**DIRECTIONS FOR THIS TASK**
Do any lines in the data below contain "screenshot"? If so, copy every one of them.

**DATA SHOWN**
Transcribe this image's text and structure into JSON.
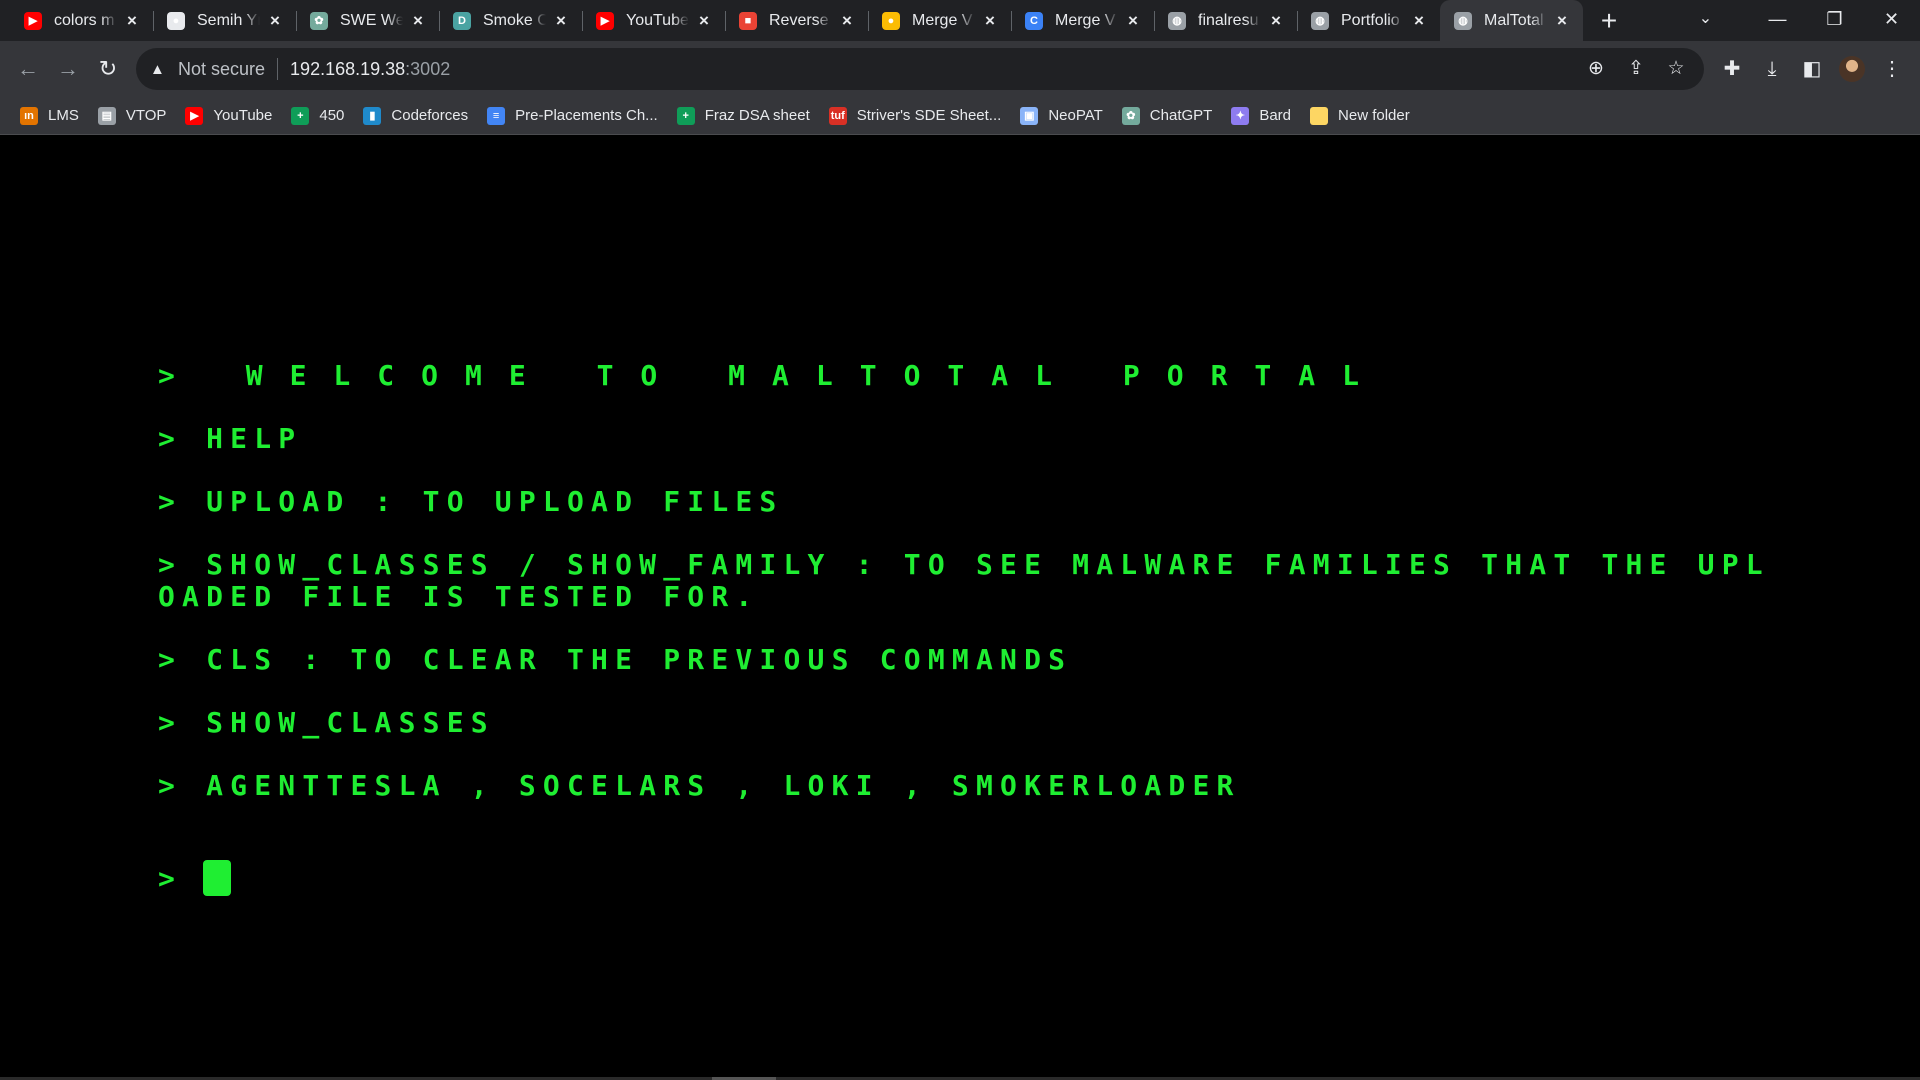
{
  "tabs": [
    {
      "title": "colors m",
      "favicon": "youtube-icon",
      "color": "#ff0000",
      "glyph": "▶"
    },
    {
      "title": "Semih Yı",
      "favicon": "github-icon",
      "color": "#e8eaed",
      "glyph": "●"
    },
    {
      "title": "SWE Wel",
      "favicon": "chatgpt-icon",
      "color": "#74aa9c",
      "glyph": "✿"
    },
    {
      "title": "Smoke C",
      "favicon": "document-icon",
      "color": "#4aa3a2",
      "glyph": "D"
    },
    {
      "title": "YouTube",
      "favicon": "youtube-icon",
      "color": "#ff0000",
      "glyph": "▶"
    },
    {
      "title": "Reverse",
      "favicon": "video-record-icon",
      "color": "#ea4335",
      "glyph": "■"
    },
    {
      "title": "Merge V",
      "favicon": "dots-icon",
      "color": "#fbbc04",
      "glyph": "●"
    },
    {
      "title": "Merge V",
      "favicon": "c-logo-icon",
      "color": "#3b82f6",
      "glyph": "C"
    },
    {
      "title": "finalresu",
      "favicon": "globe-icon",
      "color": "#9aa0a6",
      "glyph": "◍"
    },
    {
      "title": "Portfolio",
      "favicon": "globe-icon",
      "color": "#9aa0a6",
      "glyph": "◍"
    },
    {
      "title": "MalTotal",
      "favicon": "globe-icon",
      "color": "#9aa0a6",
      "glyph": "◍",
      "active": true
    }
  ],
  "window_controls": {
    "minimize": "—",
    "restore": "❐",
    "close": "✕",
    "tab_search": "⌄",
    "new_tab": "+"
  },
  "toolbar": {
    "security_label": "Not secure",
    "url_host": "192.168.19.38",
    "url_port": ":3002"
  },
  "bookmarks": [
    {
      "label": "LMS",
      "icon": "lms-icon",
      "color": "#e37400",
      "glyph": "ın"
    },
    {
      "label": "VTOP",
      "icon": "vtop-icon",
      "color": "#9aa0a6",
      "glyph": "▤"
    },
    {
      "label": "YouTube",
      "icon": "youtube-icon",
      "color": "#ff0000",
      "glyph": "▶"
    },
    {
      "label": "450",
      "icon": "sheets-icon",
      "color": "#0f9d58",
      "glyph": "+"
    },
    {
      "label": "Codeforces",
      "icon": "codeforces-icon",
      "color": "#1f8acb",
      "glyph": "▮"
    },
    {
      "label": "Pre-Placements Ch...",
      "icon": "docs-icon",
      "color": "#4285f4",
      "glyph": "≡"
    },
    {
      "label": "Fraz DSA sheet",
      "icon": "sheets-icon",
      "color": "#0f9d58",
      "glyph": "+"
    },
    {
      "label": "Striver's SDE Sheet...",
      "icon": "tuf-icon",
      "color": "#d93025",
      "glyph": "tuf"
    },
    {
      "label": "NeoPAT",
      "icon": "neopat-icon",
      "color": "#8ab4f8",
      "glyph": "▣"
    },
    {
      "label": "ChatGPT",
      "icon": "chatgpt-icon",
      "color": "#74aa9c",
      "glyph": "✿"
    },
    {
      "label": "Bard",
      "icon": "bard-icon",
      "color": "#8e7cf0",
      "glyph": "✦"
    },
    {
      "label": "New folder",
      "icon": "folder-icon",
      "color": "#fdd663",
      "glyph": ""
    }
  ],
  "terminal": {
    "text_color": "#1fee32",
    "welcome": "> WELCOME TO MALTOTAL PORTAL",
    "lines": [
      "> HELP",
      "> UPLOAD : TO UPLOAD FILES",
      "> SHOW_CLASSES / SHOW_FAMILY : TO SEE MALWARE FAMILIES THAT THE UPLOADED FILE IS TESTED FOR.",
      "> CLS : TO CLEAR THE PREVIOUS COMMANDS",
      "> SHOW_CLASSES",
      "> AGENTTESLA , SOCELARS , LOKI , SMOKERLOADER"
    ],
    "prompt": ">"
  }
}
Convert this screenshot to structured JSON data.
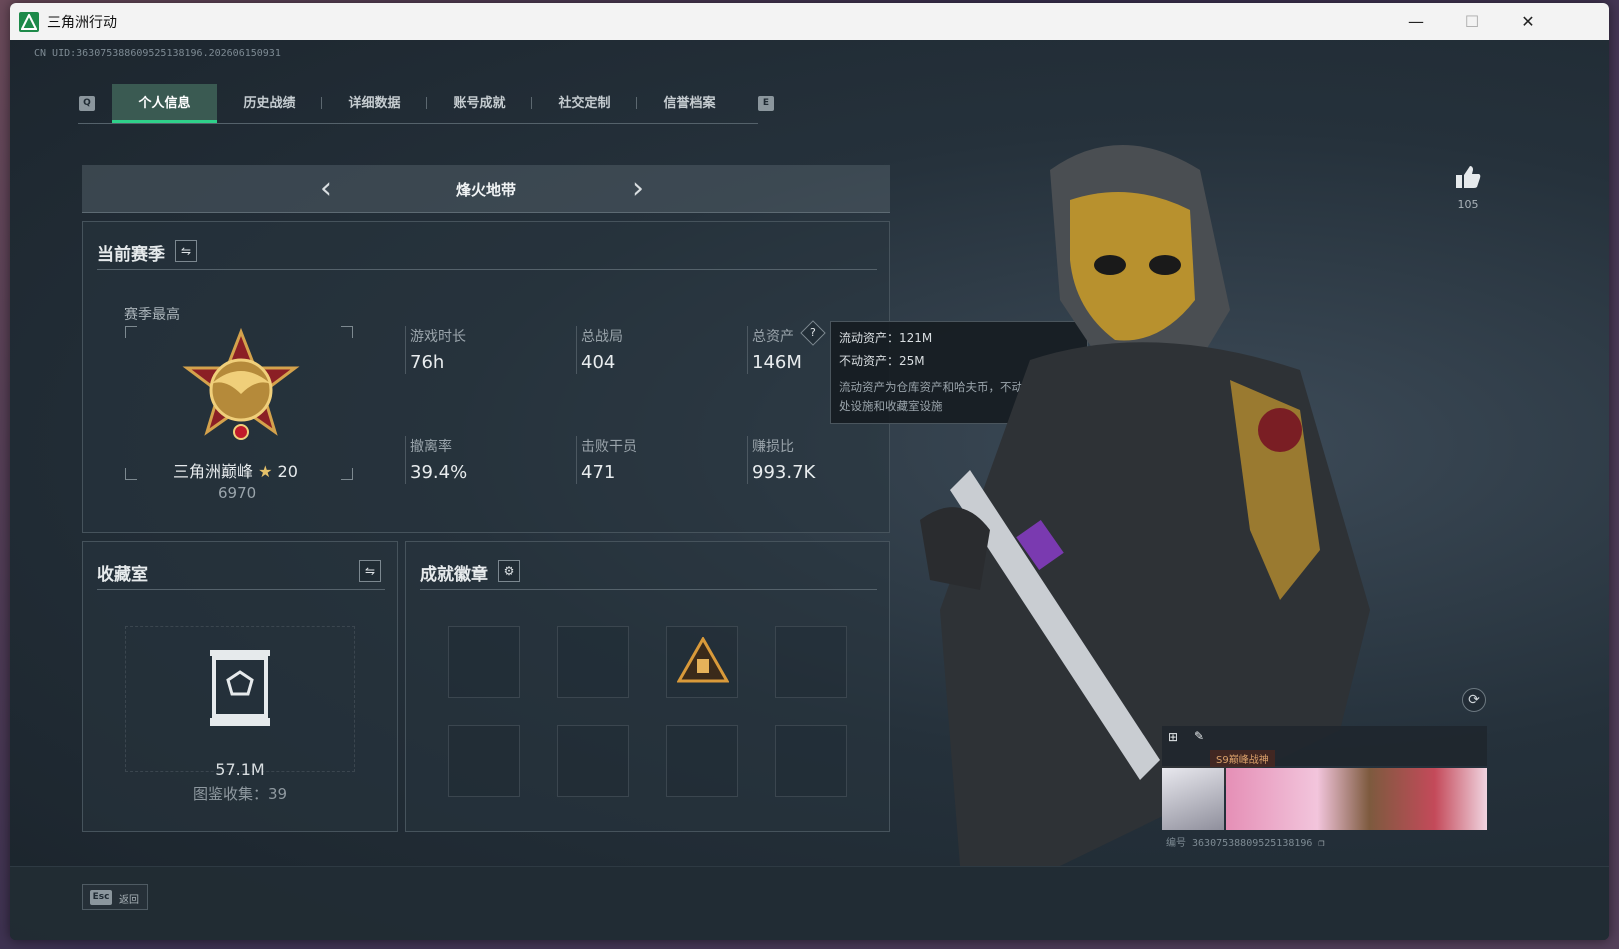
{
  "window": {
    "title": "三角洲行动",
    "minimize": "—",
    "maximize": "☐",
    "close": "✕"
  },
  "uid": "CN UID:3630753886095251381​96.202606150931",
  "tabs": {
    "prev_key": "Q",
    "next_key": "E",
    "items": [
      {
        "label": "个人信息",
        "active": true
      },
      {
        "label": "历史战绩",
        "active": false
      },
      {
        "label": "详细数据",
        "active": false
      },
      {
        "label": "账号成就",
        "active": false
      },
      {
        "label": "社交定制",
        "active": false
      },
      {
        "label": "信誉档案",
        "active": false
      }
    ]
  },
  "mode": {
    "title": "烽火地带",
    "prev": "‹",
    "next": "›"
  },
  "season": {
    "title": "当前赛季",
    "switch_icon": "⇋",
    "best_label": "赛季最高",
    "rank_name": "三角洲巅峰",
    "rank_stars": "20",
    "rank_score": "6970",
    "stats": [
      {
        "label": "游戏时长",
        "value": "76h"
      },
      {
        "label": "总战局",
        "value": "404"
      },
      {
        "label": "总资产",
        "value": "146M"
      },
      {
        "label": "撤离率",
        "value": "39.4%"
      },
      {
        "label": "击败干员",
        "value": "471"
      },
      {
        "label": "赚损比",
        "value": "993.7K"
      }
    ],
    "help_icon": "?"
  },
  "tooltip": {
    "liquid": "流动资产：121M",
    "fixed": "不动资产：25M",
    "desc": "流动资产为仓库资产和哈夫币，不动资产为特勤处设施和收藏室设施"
  },
  "collection": {
    "title": "收藏室",
    "switch_icon": "⇋",
    "value": "57.1M",
    "catalog": "图鉴收集：39"
  },
  "achievements": {
    "title": "成就徽章",
    "settings_icon": "⚙"
  },
  "like": {
    "count": "105"
  },
  "card": {
    "title": "S9巅峰战神",
    "id": "编号 3630​7538809525138196"
  },
  "bottom": {
    "esc_key": "Esc",
    "back_label": "返回"
  },
  "colors": {
    "accent": "#2fd08a",
    "panel_bg": "#28343e",
    "text": "#e8ecee"
  }
}
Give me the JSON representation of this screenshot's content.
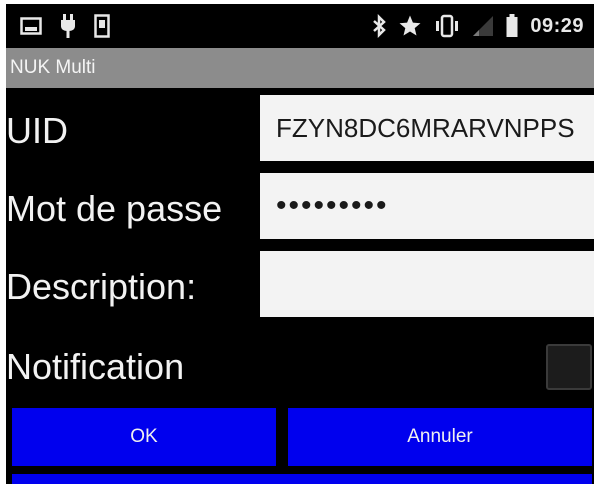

**THE SOLUTION**
Convert this screenshot to structured JSON data.
Give me the JSON representation of this screenshot's content.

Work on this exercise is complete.